Directives
1 - In the tRA writeup, which three at-bat outcomes do FIP and xFIP consider?
2 - Recast the paragraph of the tRA writeup that begins "There are essentially only eight possibilities" as a short bulleted list that keeps its main facts.
3 - Carry the tRA writeup forward from its final sentence.

--- start Extract provided ---

The tRA Post
I've been promising everyone a full tRA writeup for some time now, so here it is. Enjoy.
Introduction
We don't really have a widely available coherent metric for pitchers which tells us how good a pitcher is, independent of his home park and the defence behind (and if anyone feels tempted to say 'ERA' here, read Dave Cameron's article on pitcher evaluation first). FIP and xFIP are the most commonly used general pitching stats we have, and they're not really good enough, as they only look at 3 possible outcomes of an at-bat: K, BB, HR.
There is therefore a distinct motivation for the construction of a metric which takes into account every action a pitcher is responsible for, and turns those numbers into runs, based around a highly logical and transparent mathematical framework.
Theory and Method
There are essentially only eight possibilities for the state of a baseball at the instant the contest between batter and pitcher has resolved itself. The batter may walk, strike out, or be hit by a pitch. He may also hit a line drive, a ground ball, an outfield fly, a popup, or a home run. Others, such as bunts and intentional walks, are essentially subsets of the more important outcomes. These possibilities can be regarded as being governed by the pitcher, provided that there is a large enough sample size.
tRA is built around knowing how many runs and outs each of these events are worth, and ideally we want to know this for each year so as to account for different run-scoring environments. Before we delve into the metric itself, let's see how we might accomplish this, with a little help from Matthew the Data Fairy and his magic.
Using play by play data we can, in any given year, determine the average number of outs that was made on a given type of play by simply going through logs counting outs and dividing. Fairly straightforward, although a small correction factor has to be introduced to deal with outs made on the bases. An example table for 2008 is shown below:

Runs are slightly more tricky. We have to introduce a run expectancy matrix in order to work out how many runs -should- score from any given game situation. (bases empty, no out, etc.). In general, they look something like this, but it's certainly possible to build your own based again on play-by-play data. When the matrix is derived, we can work out the difference in runs on any given play by looking at the following:
play_run_value = runs_scored + (run_expectancy_after - run_expectancy_before)
With a little effort/fairy dust, the yearly average value of each type of play can be determined. So far for 2008 it looks a little like this:

If these are combined with the frequency with which a pitcher gives up each outcome (after making some park adjustments based on these numbers [spreadsheet]) and multiplied by total batters faced (TBF), we can determine how many runs that pitcher would have given up in a neutral park in front of an average defence. From the outs table shown earlier we can also figure out how many outs/innings he would have been expected to pitch through. tRA can then be determined as follows:
tRA = expected_runs/expected_outs*27
which gives us the expected runs a pitcher will give up per 9 innings pitched.

--- end Extract provided ---
--- start Given records ---

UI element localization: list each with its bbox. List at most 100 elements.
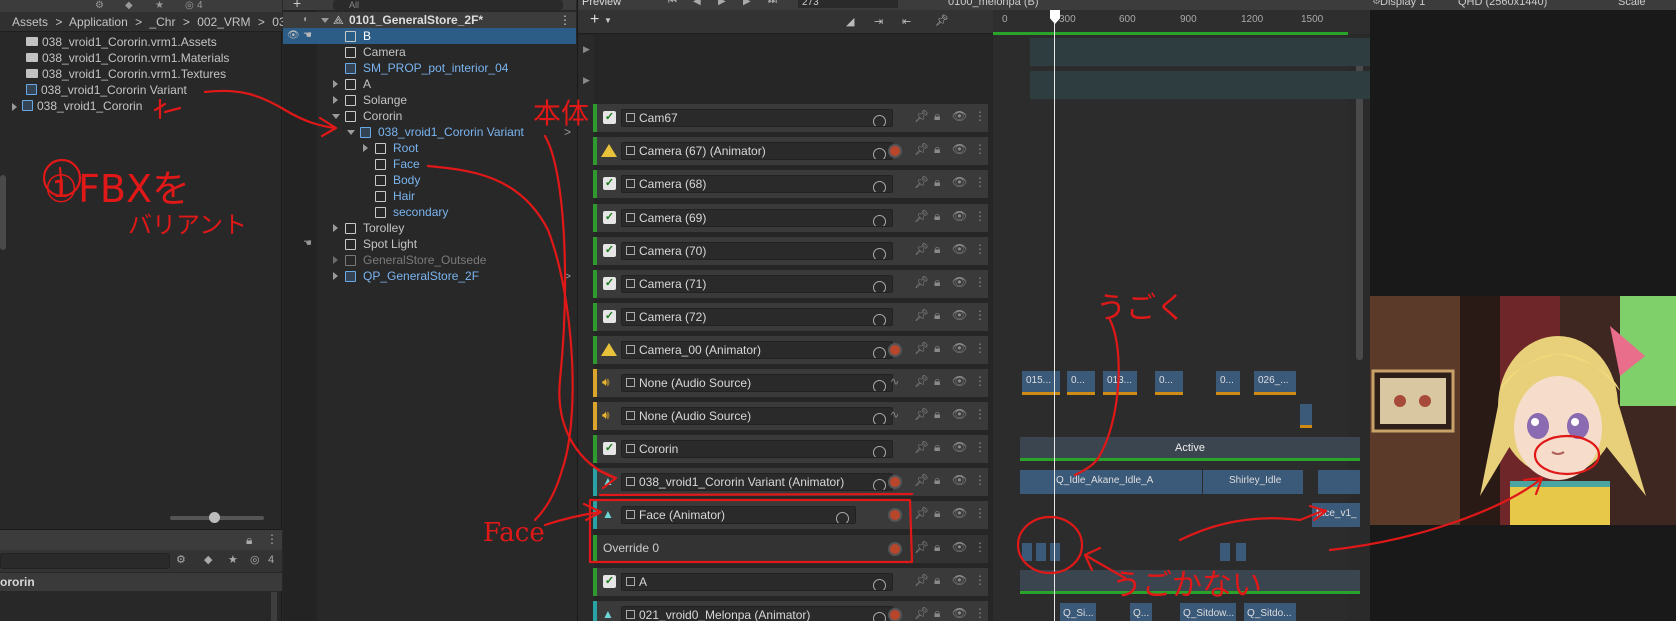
pin-icon[interactable]: 📌︎: [914, 374, 929, 388]
lock-icon[interactable]: 🔒︎: [934, 606, 940, 621]
hierarchy-item[interactable]: Root: [283, 140, 576, 156]
lock-icon[interactable]: 🔒︎: [934, 573, 940, 588]
animation-clip[interactable]: face_v1_: [1312, 503, 1360, 527]
lock-icon[interactable]: 🔒︎: [934, 341, 940, 356]
more-options-icon[interactable]: ⋮: [974, 242, 986, 256]
breadcrumb-item[interactable]: Application: [69, 15, 128, 29]
filter-type-icon[interactable]: ⚙: [176, 553, 186, 566]
more-options-icon[interactable]: ⋮: [974, 374, 986, 388]
resolution-dropdown[interactable]: QHD (2560x1440): [1458, 0, 1547, 8]
icon-size-slider-thumb[interactable]: [209, 512, 220, 523]
eye-icon[interactable]: 👁︎: [952, 308, 967, 322]
pickable-icon[interactable]: ☚: [303, 28, 312, 44]
open-prefab-arrow-icon[interactable]: >: [564, 268, 571, 284]
pin-icon[interactable]: 📌︎: [914, 209, 929, 223]
eye-icon[interactable]: 👁︎: [952, 341, 967, 355]
eye-icon[interactable]: 👁︎: [952, 374, 967, 388]
scene-header[interactable]: ◐ ⟁ 0101_GeneralStore_2F* ⋮: [283, 12, 576, 28]
hierarchy-item[interactable]: 👁︎ ☚ B: [283, 28, 576, 44]
track-binding-field[interactable]: Camera (71): [621, 275, 893, 293]
animation-clip[interactable]: Q_Si...: [1060, 603, 1096, 621]
collapse-arrow-icon[interactable]: ▶: [583, 75, 590, 86]
lock-icon[interactable]: 🔒︎: [934, 175, 940, 190]
eye-icon[interactable]: 👁︎: [952, 606, 967, 620]
track-binding-field[interactable]: None (Audio Source): [621, 374, 893, 392]
project-item[interactable]: 038_vroid1_Cororin.vrm1.Textures: [26, 66, 281, 82]
lock-icon[interactable]: 🔒︎: [934, 275, 940, 290]
project-scrollbar-thumb[interactable]: [0, 175, 6, 250]
visibility-icon[interactable]: 👁︎: [287, 28, 300, 44]
hierarchy-item[interactable]: QP_GeneralStore_2F >: [283, 268, 576, 284]
preview-button[interactable]: Preview: [582, 0, 621, 8]
curves-icon[interactable]: ∿: [890, 408, 899, 421]
more-options-icon[interactable]: ⋮: [974, 308, 986, 322]
track-active-checkbox[interactable]: ✓: [603, 277, 616, 290]
hierarchy-item[interactable]: secondary: [283, 204, 576, 220]
more-options-icon[interactable]: ⋮: [974, 440, 986, 454]
animation-clip[interactable]: Q...: [1130, 603, 1152, 621]
pin-icon[interactable]: 📌︎: [914, 109, 929, 123]
expand-arrow-icon[interactable]: [333, 96, 338, 104]
eye-icon[interactable]: 👁︎: [952, 573, 967, 587]
track-active-checkbox[interactable]: ✓: [603, 177, 616, 190]
record-button[interactable]: [888, 608, 902, 621]
more-options-icon[interactable]: ⋮: [974, 473, 986, 487]
more-options-icon[interactable]: ⋮: [974, 175, 986, 189]
audio-clip[interactable]: 0...: [1067, 371, 1095, 395]
hierarchy-item[interactable]: SM_PROP_pot_interior_04: [283, 60, 576, 76]
hierarchy-item[interactable]: Torolley: [283, 220, 576, 236]
track-binding-field[interactable]: Face (Animator): [621, 506, 856, 524]
more-options-icon[interactable]: ⋮: [559, 12, 571, 28]
pin-icon[interactable]: 📌︎: [914, 407, 929, 421]
lock-icon[interactable]: 🔒︎: [934, 540, 940, 555]
track-binding-field[interactable]: Camera (69): [621, 209, 893, 227]
track-binding-field[interactable]: 038_vroid1_Cororin Variant (Animator): [621, 473, 893, 491]
track-binding-field[interactable]: Camera (70): [621, 242, 893, 260]
frame-input[interactable]: 273: [798, 0, 898, 8]
more-options-icon[interactable]: ⋮: [266, 532, 278, 546]
pin-icon[interactable]: 📌︎: [914, 473, 929, 487]
expand-arrow-icon[interactable]: [333, 256, 338, 264]
expand-arrow-icon[interactable]: [333, 224, 338, 232]
eye-icon[interactable]: 👁︎: [952, 175, 967, 189]
previous-frame-icon[interactable]: ◀: [693, 0, 701, 7]
track-active-checkbox[interactable]: ✓: [603, 575, 616, 588]
label-icon[interactable]: ◆: [125, 0, 133, 11]
curves-icon[interactable]: ∿: [890, 375, 899, 388]
hierarchy-item[interactable]: Body: [283, 172, 576, 188]
track-active-checkbox[interactable]: ✓: [603, 111, 616, 124]
pin-icon[interactable]: 📌︎: [914, 341, 929, 355]
lock-icon[interactable]: 🔒︎: [246, 533, 252, 548]
collapse-arrow-icon[interactable]: ▶: [583, 44, 590, 55]
object-picker-icon[interactable]: [836, 512, 849, 523]
lock-icon[interactable]: 🔒︎: [934, 374, 940, 389]
more-options-icon[interactable]: ⋮: [974, 606, 986, 620]
filter-icon[interactable]: ⚙: [95, 0, 104, 11]
label-icon[interactable]: ◆: [204, 553, 212, 566]
expand-arrow-icon[interactable]: [12, 102, 17, 111]
more-options-icon[interactable]: ⋮: [974, 506, 986, 520]
hidden-packages-icon[interactable]: ◎: [250, 553, 260, 566]
hierarchy-search-input[interactable]: All: [333, 0, 563, 10]
animation-clip[interactable]: Shirley_Idle: [1203, 470, 1303, 494]
pin-icon[interactable]: 📌︎: [914, 606, 929, 620]
eye-icon[interactable]: 👁︎: [952, 540, 967, 554]
audio-clip[interactable]: 013...: [1103, 371, 1137, 395]
more-options-icon[interactable]: ⋮: [974, 407, 986, 421]
collapse-arrow-icon[interactable]: [347, 130, 355, 135]
track-binding-field[interactable]: Cam67: [621, 109, 893, 127]
collapse-arrow-icon[interactable]: [321, 18, 329, 23]
edit-mode-icon[interactable]: ⇤: [902, 15, 911, 28]
animation-clip[interactable]: [1318, 470, 1360, 494]
hierarchy-item[interactable]: ☚ Spot Light: [283, 236, 576, 252]
record-button[interactable]: [888, 475, 902, 489]
pin-icon[interactable]: 📌︎: [914, 440, 929, 454]
eye-icon[interactable]: 👁︎: [952, 440, 967, 454]
time-ruler[interactable]: 0 300 600 900 1200 1500: [993, 10, 1370, 34]
audio-clip[interactable]: 026_...: [1254, 371, 1296, 395]
track-active-checkbox[interactable]: ✓: [603, 244, 616, 257]
lock-icon[interactable]: 🔒︎: [934, 440, 940, 455]
pick-disabled-icon[interactable]: ☚: [303, 236, 312, 252]
hierarchy-item[interactable]: A: [283, 76, 576, 92]
go-to-end-icon[interactable]: ⏭: [768, 0, 777, 7]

--- end Given records ---

Outputs by task
1 - Strikeouts, walks, and home runs (K, BB, HR).

2 -
- When the batter–pitcher contest resolves, there are essentially only eight possible outcomes: walk, strikeout, hit by pitch, line drive, ground ball, outfield fly, popup, or home run.
- Other outcomes, such as bunts and intentional walks, are essentially subsets of these.
- With a large enough sample, these outcomes can be regarded as governed by the pitcher.

3 -
tROA measures how many runs are saved by a given pitcher compared to an average pitcher from the same grouping (e.g. NL SP, etc.). This metric ignores the work done on determining how many outs a pitcher should be expected to record, but it does allow for measuring pitchers in terms of their overall run value (which can then be converted to wins). tRA+ is simply pitcher_tRA/league_tRA, facilitating a quick evaluation of a pitcher compared to league average.
Another point worth considering is regression towards average. Certain pitching stats are known to fluctuate quite wildly from year to year, and in order to correct for this every outcome is regressed towards the mean based on their year-by-year correlation values and the total batters that a pitcher has faced on the season, with less regression applied the larger the sample size. The actual values to which regression is applied are as follows:
K%, BB%, HBP%, GB per ball in play%, IFF per ball in air%, LD per ball in air%, and HR per FB%
The order is extremely important, as influencing GB% will have an effect on LD% later, and so on, sometimes causing regression away from the mean in unusual situations.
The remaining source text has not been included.